§ **WHAT IS ASKED**:
Copy out all the entries word for word.

§ **EXCERPTED RECORDS**:
## start
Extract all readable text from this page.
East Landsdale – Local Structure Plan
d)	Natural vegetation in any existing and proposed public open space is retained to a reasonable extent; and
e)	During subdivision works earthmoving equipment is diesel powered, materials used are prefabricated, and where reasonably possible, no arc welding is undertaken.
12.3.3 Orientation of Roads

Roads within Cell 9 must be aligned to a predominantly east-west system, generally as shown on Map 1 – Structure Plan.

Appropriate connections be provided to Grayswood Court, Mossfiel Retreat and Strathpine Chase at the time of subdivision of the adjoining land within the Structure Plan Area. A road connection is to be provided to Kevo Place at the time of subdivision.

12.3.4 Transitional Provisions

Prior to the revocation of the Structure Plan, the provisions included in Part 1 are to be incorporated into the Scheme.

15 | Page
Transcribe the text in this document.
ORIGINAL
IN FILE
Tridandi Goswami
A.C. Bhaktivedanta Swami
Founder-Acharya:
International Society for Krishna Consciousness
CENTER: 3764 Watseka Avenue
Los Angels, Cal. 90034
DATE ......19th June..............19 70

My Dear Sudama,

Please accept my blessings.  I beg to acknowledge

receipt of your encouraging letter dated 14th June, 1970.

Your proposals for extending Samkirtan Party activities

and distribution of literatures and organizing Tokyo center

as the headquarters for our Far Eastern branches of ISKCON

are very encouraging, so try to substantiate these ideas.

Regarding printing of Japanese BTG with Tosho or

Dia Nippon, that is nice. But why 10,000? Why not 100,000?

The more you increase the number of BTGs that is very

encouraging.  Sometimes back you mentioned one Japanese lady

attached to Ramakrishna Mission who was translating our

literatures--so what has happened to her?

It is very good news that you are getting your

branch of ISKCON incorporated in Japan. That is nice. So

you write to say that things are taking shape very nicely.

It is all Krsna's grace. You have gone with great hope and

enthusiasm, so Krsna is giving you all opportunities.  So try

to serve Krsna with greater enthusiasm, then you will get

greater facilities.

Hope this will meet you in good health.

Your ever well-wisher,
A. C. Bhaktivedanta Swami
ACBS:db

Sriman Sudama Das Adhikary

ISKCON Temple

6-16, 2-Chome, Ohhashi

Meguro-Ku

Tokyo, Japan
## end
§ **FINISHED EXERCISE**:
Extract all readable text from this page.
East Landsdale – Local Structure Plan
d)	Natural vegetation in any existing and proposed public open space is retained to a reasonable extent; and
e)	During subdivision works earthmoving equipment is diesel powered, materials used are prefabricated, and where reasonably possible, no arc welding is undertaken.
12.3.3 Orientation of Roads

Roads within Cell 9 must be aligned to a predominantly east-west system, generally as shown on Map 1 – Structure Plan.

Appropriate connections be provided to Grayswood Court, Mossfiel Retreat and Strathpine Chase at the time of subdivision of the adjoining land within the Structure Plan Area. A road connection is to be provided to Kevo Place at the time of subdivision.

12.3.4 Transitional Provisions

Prior to the revocation of the Structure Plan, the provisions included in Part 1 are to be incorporated into the Scheme.

15 | Page
Transcribe the text in this document.
ORIGINAL
IN FILE
Tridandi Goswami
A.C. Bhaktivedanta Swami
Founder-Acharya:
International Society for Krishna Consciousness
CENTER: 3764 Watseka Avenue
Los Angels, Cal. 90034
DATE ......19th June..............19 70

My Dear Sudama,

Please accept my blessings.  I beg to acknowledge

receipt of your encouraging letter dated 14th June, 1970.

Your proposals for extending Samkirtan Party activities

and distribution of literatures and organizing Tokyo center

as the headquarters for our Far Eastern branches of ISKCON

are very encouraging, so try to substantiate these ideas.

Regarding printing of Japanese BTG with Tosho or

Dia Nippon, that is nice. But why 10,000? Why not 100,000?

The more you increase the number of BTGs that is very

encouraging.  Sometimes back you mentioned one Japanese lady

attached to Ramakrishna Mission who was translating our

literatures--so what has happened to her?

It is very good news that you are getting your

branch of ISKCON incorporated in Japan. That is nice. So

you write to say that things are taking shape very nicely.

It is all Krsna's grace. You have gone with great hope and

enthusiasm, so Krsna is giving you all opportunities.  So try

to serve Krsna with greater enthusiasm, then you will get

greater facilities.

Hope this will meet you in good health.

Your ever well-wisher,
A. C. Bhaktivedanta Swami
ACBS:db

Sriman Sudama Das Adhikary

ISKCON Temple

6-16, 2-Chome, Ohhashi

Meguro-Ku

Tokyo, Japan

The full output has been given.